_EXERCISE_
Reproduce the listing word for word. Skip any image.
# Start of MATERIAL FOR THIS EXERCISE
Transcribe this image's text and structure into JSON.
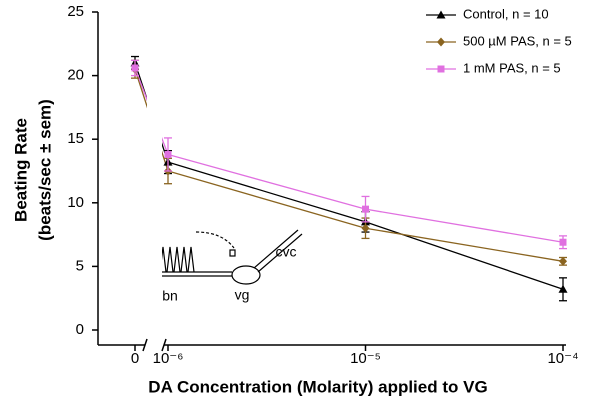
{
  "chart_data": {
    "type": "line",
    "y_label_lines": [
      "Beating Rate",
      "(beats/sec ± sem)"
    ],
    "x_label": "DA Concentration (Molarity) applied to VG",
    "x": [
      0,
      1e-06,
      1e-05,
      0.0001
    ],
    "xscale": "log",
    "xlim": [
      1e-06,
      0.0001
    ],
    "xticks": [
      0,
      {
        "value": 1e-06,
        "label": "10⁻⁶"
      },
      {
        "value": 1e-05,
        "label": "10⁻⁵"
      },
      {
        "value": 0.0001,
        "label": "10⁻⁴"
      }
    ],
    "ylim": [
      0,
      25
    ],
    "yticks": [
      0,
      5,
      10,
      15,
      20,
      25
    ],
    "legend": "top-right",
    "series": [
      {
        "name": "Control, n = 10",
        "color": "#000000",
        "marker": "triangle",
        "values": [
          21.0,
          13.2,
          8.5,
          3.2
        ],
        "errors": [
          0.5,
          0.9,
          0.8,
          0.9
        ]
      },
      {
        "name": "500 µM PAS, n = 5",
        "color": "#8a6420",
        "marker": "diamond",
        "values": [
          20.5,
          12.5,
          8.0,
          5.4
        ],
        "errors": [
          0.7,
          1.0,
          0.8,
          0.3
        ]
      },
      {
        "name": "1 mM PAS, n = 5",
        "color": "#e070e0",
        "marker": "square",
        "values": [
          20.6,
          13.8,
          9.5,
          6.9
        ],
        "errors": [
          0.6,
          1.3,
          1.0,
          0.5
        ]
      }
    ],
    "annotations": [
      "bn",
      "vg",
      "cvc"
    ]
  }
}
# End of MATERIAL FOR THIS EXERCISE
_SOLUTION TO THIS TASK_
Transcribe this image's text and structure into JSON.
{
  "chart_data": {
    "type": "line",
    "y_label_lines": [
      "Beating Rate",
      "(beats/sec ± sem)"
    ],
    "x_label": "DA Concentration (Molarity) applied to VG",
    "x": [
      0,
      1e-06,
      1e-05,
      0.0001
    ],
    "xscale": "log",
    "xlim": [
      1e-06,
      0.0001
    ],
    "xticks": [
      0,
      {
        "value": 1e-06,
        "label": "10⁻⁶"
      },
      {
        "value": 1e-05,
        "label": "10⁻⁵"
      },
      {
        "value": 0.0001,
        "label": "10⁻⁴"
      }
    ],
    "ylim": [
      0,
      25
    ],
    "yticks": [
      0,
      5,
      10,
      15,
      20,
      25
    ],
    "legend": "top-right",
    "series": [
      {
        "name": "Control, n = 10",
        "color": "#000000",
        "marker": "triangle",
        "values": [
          21.0,
          13.2,
          8.5,
          3.2
        ],
        "errors": [
          0.5,
          0.9,
          0.8,
          0.9
        ]
      },
      {
        "name": "500 µM PAS, n = 5",
        "color": "#8a6420",
        "marker": "diamond",
        "values": [
          20.5,
          12.5,
          8.0,
          5.4
        ],
        "errors": [
          0.7,
          1.0,
          0.8,
          0.3
        ]
      },
      {
        "name": "1 mM PAS, n = 5",
        "color": "#e070e0",
        "marker": "square",
        "values": [
          20.6,
          13.8,
          9.5,
          6.9
        ],
        "errors": [
          0.6,
          1.3,
          1.0,
          0.5
        ]
      }
    ],
    "annotations": [
      "bn",
      "vg",
      "cvc"
    ]
  }
}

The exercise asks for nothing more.